* _YOUR INSTRUCTIONS_: Give the number of lines containing the word "english" and nothing more.

* _INPUT DATA_:
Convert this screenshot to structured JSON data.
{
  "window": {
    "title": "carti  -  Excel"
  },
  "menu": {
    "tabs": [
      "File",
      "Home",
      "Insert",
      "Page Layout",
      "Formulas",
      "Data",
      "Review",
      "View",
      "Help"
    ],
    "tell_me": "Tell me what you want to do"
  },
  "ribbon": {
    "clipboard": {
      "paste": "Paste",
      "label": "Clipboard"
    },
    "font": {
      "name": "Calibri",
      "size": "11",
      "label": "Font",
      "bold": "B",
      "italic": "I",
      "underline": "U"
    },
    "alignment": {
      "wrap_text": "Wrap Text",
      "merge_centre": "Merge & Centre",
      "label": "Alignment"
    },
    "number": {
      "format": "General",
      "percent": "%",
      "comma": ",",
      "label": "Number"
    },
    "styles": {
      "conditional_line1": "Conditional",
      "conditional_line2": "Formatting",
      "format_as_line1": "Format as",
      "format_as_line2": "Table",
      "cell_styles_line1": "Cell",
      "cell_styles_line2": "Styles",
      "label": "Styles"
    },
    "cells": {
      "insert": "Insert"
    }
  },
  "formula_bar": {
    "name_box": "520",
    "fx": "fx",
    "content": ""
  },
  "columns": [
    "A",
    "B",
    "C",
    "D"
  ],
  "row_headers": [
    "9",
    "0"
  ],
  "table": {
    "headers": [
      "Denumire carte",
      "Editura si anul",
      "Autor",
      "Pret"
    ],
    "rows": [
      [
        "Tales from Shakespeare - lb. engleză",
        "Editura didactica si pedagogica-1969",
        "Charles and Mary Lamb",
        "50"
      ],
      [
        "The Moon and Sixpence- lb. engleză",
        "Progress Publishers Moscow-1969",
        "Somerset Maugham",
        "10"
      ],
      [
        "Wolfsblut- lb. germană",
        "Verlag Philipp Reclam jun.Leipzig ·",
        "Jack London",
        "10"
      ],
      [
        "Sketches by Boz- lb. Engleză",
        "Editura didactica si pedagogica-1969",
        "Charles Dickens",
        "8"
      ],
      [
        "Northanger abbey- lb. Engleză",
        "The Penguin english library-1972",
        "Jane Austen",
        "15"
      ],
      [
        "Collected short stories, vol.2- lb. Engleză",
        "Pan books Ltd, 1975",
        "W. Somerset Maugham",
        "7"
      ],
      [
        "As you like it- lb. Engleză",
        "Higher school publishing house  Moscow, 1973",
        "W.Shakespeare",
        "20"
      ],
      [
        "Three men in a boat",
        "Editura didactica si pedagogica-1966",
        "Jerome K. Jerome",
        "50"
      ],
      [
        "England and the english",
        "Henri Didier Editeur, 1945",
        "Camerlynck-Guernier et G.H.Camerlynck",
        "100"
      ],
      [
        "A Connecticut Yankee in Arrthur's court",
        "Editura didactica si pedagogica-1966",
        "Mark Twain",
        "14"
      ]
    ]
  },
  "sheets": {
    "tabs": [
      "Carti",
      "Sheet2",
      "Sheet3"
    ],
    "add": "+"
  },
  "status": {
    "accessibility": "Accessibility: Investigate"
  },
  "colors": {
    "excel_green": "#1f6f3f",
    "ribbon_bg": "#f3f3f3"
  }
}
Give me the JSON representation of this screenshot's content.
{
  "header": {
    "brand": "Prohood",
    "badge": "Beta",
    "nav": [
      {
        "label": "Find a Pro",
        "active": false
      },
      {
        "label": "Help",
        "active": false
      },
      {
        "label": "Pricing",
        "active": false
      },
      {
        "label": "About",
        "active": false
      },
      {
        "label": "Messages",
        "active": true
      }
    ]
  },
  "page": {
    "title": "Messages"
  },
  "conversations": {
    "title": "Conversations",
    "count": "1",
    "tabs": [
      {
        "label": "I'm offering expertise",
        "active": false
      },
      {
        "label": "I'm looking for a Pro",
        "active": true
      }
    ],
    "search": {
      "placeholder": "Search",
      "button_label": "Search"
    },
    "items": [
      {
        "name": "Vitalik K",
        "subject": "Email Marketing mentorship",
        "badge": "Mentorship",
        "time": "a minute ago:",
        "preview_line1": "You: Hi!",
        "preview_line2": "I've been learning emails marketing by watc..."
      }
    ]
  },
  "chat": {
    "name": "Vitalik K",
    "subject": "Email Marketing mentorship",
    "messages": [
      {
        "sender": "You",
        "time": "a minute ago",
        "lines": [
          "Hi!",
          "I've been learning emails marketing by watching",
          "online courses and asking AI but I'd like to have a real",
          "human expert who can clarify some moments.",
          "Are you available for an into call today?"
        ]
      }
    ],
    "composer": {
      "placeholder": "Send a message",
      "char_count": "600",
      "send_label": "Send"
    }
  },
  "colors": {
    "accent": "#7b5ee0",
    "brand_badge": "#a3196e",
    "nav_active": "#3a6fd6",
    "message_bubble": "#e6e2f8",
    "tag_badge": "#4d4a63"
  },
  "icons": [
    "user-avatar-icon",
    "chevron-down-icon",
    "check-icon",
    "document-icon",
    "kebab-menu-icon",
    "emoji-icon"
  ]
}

==

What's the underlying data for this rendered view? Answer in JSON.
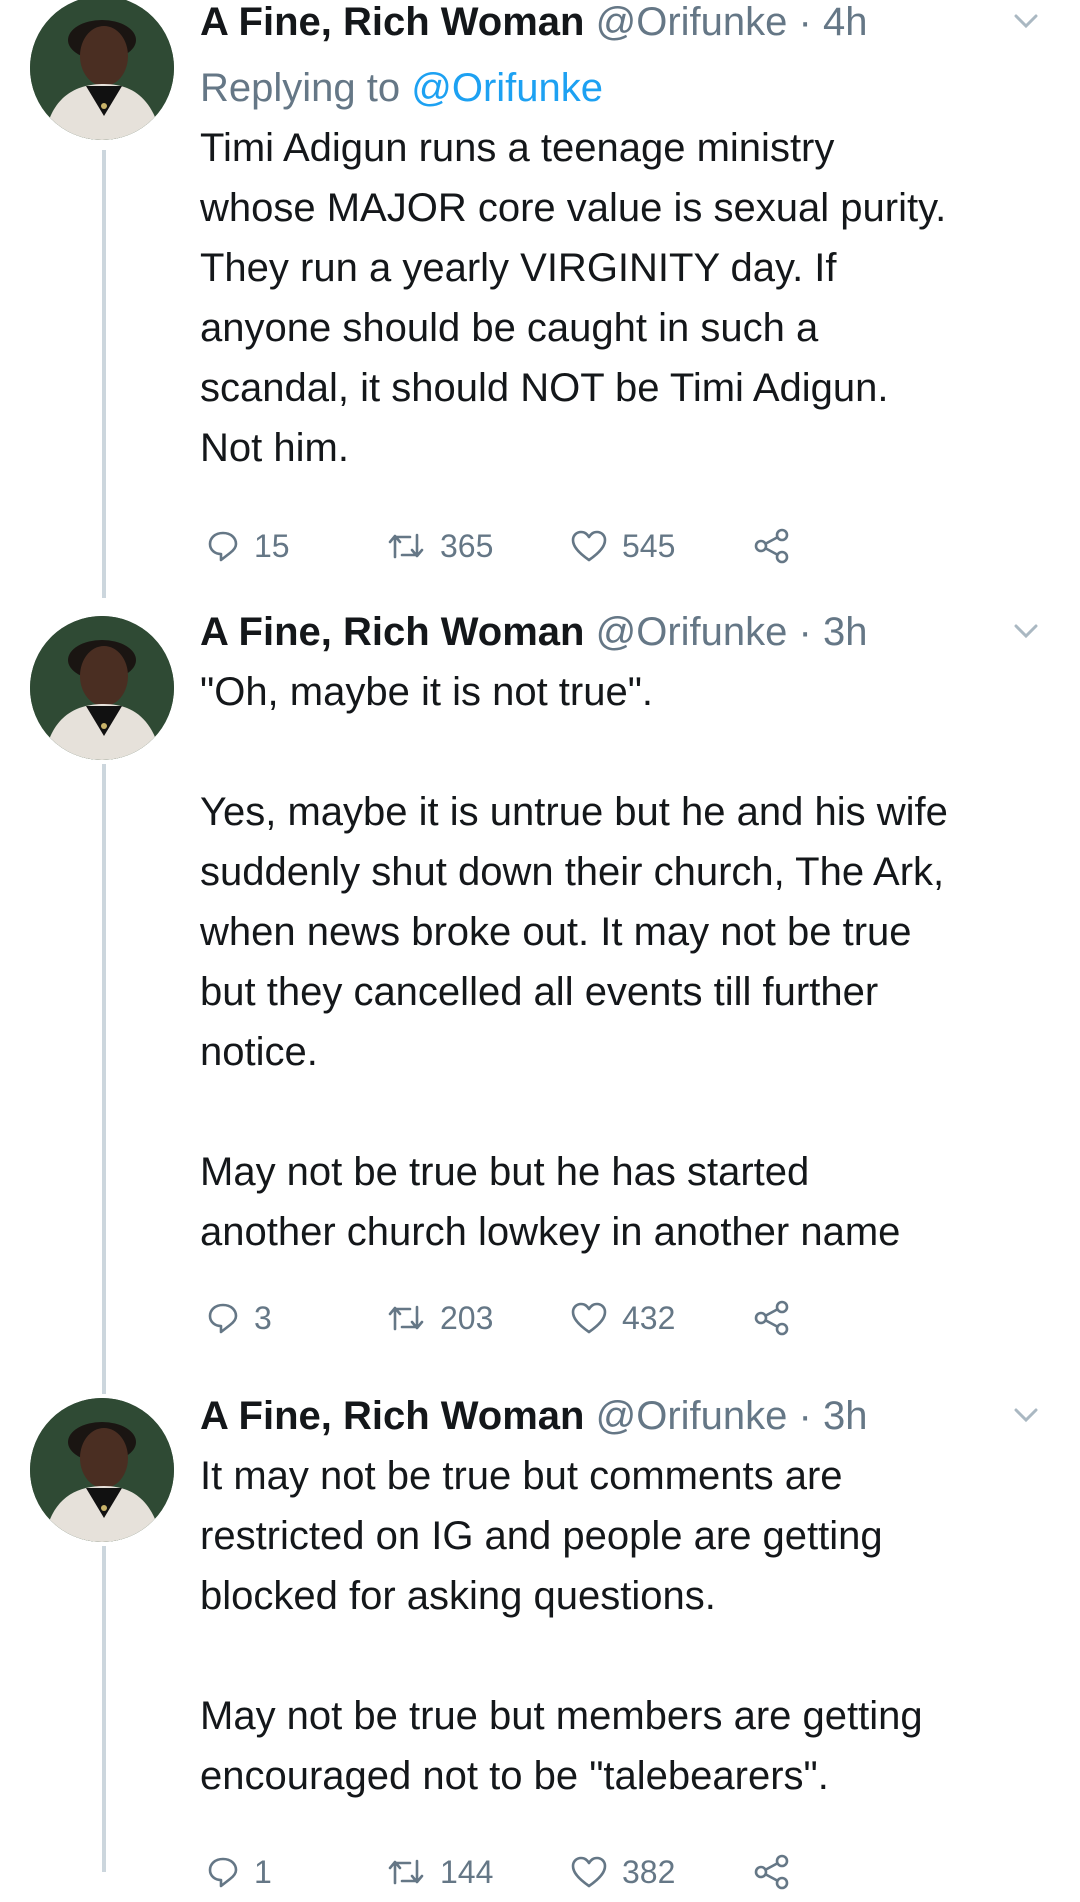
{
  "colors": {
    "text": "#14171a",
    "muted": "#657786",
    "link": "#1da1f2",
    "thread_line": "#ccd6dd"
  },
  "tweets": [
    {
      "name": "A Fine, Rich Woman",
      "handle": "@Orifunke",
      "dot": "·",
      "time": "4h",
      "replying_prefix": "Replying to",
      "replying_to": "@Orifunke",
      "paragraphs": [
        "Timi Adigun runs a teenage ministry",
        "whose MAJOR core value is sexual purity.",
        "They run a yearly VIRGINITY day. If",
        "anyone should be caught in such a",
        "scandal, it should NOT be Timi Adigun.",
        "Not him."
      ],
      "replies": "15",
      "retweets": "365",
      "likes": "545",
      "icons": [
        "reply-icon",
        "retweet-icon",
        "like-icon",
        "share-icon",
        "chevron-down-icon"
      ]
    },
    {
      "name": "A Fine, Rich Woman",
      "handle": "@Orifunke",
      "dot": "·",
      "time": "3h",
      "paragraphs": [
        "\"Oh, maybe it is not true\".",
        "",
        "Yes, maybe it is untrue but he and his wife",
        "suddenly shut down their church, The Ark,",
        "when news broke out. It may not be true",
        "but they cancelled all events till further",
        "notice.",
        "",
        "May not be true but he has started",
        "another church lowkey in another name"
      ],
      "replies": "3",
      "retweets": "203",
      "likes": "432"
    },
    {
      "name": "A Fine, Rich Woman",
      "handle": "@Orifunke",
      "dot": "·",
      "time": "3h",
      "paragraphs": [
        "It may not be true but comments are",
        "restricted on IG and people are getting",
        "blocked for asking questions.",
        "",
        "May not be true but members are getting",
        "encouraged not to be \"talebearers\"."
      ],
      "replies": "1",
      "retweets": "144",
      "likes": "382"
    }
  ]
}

* _WRITTEN RESPONSE_: 2